» **Supplied entries**
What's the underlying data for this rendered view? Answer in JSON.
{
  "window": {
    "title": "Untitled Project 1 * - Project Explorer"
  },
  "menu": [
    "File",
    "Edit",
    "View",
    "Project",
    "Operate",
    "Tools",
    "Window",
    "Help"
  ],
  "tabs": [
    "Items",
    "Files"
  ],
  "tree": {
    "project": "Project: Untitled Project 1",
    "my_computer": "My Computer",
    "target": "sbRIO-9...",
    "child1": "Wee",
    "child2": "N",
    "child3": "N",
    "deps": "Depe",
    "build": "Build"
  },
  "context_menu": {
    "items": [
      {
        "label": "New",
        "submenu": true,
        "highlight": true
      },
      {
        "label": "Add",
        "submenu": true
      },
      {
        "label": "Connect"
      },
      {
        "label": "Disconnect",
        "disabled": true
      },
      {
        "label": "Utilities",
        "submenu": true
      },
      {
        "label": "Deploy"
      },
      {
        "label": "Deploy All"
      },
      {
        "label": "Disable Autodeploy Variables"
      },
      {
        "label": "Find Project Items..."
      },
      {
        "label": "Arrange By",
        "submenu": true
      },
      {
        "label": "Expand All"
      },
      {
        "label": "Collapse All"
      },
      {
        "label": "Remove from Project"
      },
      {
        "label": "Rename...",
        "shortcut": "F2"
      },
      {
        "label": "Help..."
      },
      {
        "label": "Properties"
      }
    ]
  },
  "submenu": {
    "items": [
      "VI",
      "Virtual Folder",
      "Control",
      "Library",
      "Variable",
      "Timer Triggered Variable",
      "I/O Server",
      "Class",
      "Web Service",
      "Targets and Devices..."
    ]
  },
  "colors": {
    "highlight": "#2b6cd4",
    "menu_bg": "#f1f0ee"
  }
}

» **Exercise prompt**
Please output the entries above, every line exactly as it reads.

» **Written response**
What's the underlying data for this rendered view? Answer in JSON.
{
  "window": {
    "title": "Untitled Project 1 * - Project Explorer"
  },
  "menu": [
    "File",
    "Edit",
    "View",
    "Project",
    "Operate",
    "Tools",
    "Window",
    "Help"
  ],
  "tabs": [
    "Items",
    "Files"
  ],
  "tree": {
    "project": "Project: Untitled Project 1",
    "my_computer": "My Computer",
    "target": "sbRIO-9...",
    "child1": "Wee",
    "child2": "N",
    "child3": "N",
    "deps": "Depe",
    "build": "Build"
  },
  "context_menu": {
    "items": [
      {
        "label": "New",
        "submenu": true,
        "highlight": true
      },
      {
        "label": "Add",
        "submenu": true
      },
      {
        "label": "Connect"
      },
      {
        "label": "Disconnect",
        "disabled": true
      },
      {
        "label": "Utilities",
        "submenu": true
      },
      {
        "label": "Deploy"
      },
      {
        "label": "Deploy All"
      },
      {
        "label": "Disable Autodeploy Variables"
      },
      {
        "label": "Find Project Items..."
      },
      {
        "label": "Arrange By",
        "submenu": true
      },
      {
        "label": "Expand All"
      },
      {
        "label": "Collapse All"
      },
      {
        "label": "Remove from Project"
      },
      {
        "label": "Rename...",
        "shortcut": "F2"
      },
      {
        "label": "Help..."
      },
      {
        "label": "Properties"
      }
    ]
  },
  "submenu": {
    "items": [
      "VI",
      "Virtual Folder",
      "Control",
      "Library",
      "Variable",
      "Timer Triggered Variable",
      "I/O Server",
      "Class",
      "Web Service",
      "Targets and Devices..."
    ]
  },
  "colors": {
    "highlight": "#2b6cd4",
    "menu_bg": "#f1f0ee"
  }
}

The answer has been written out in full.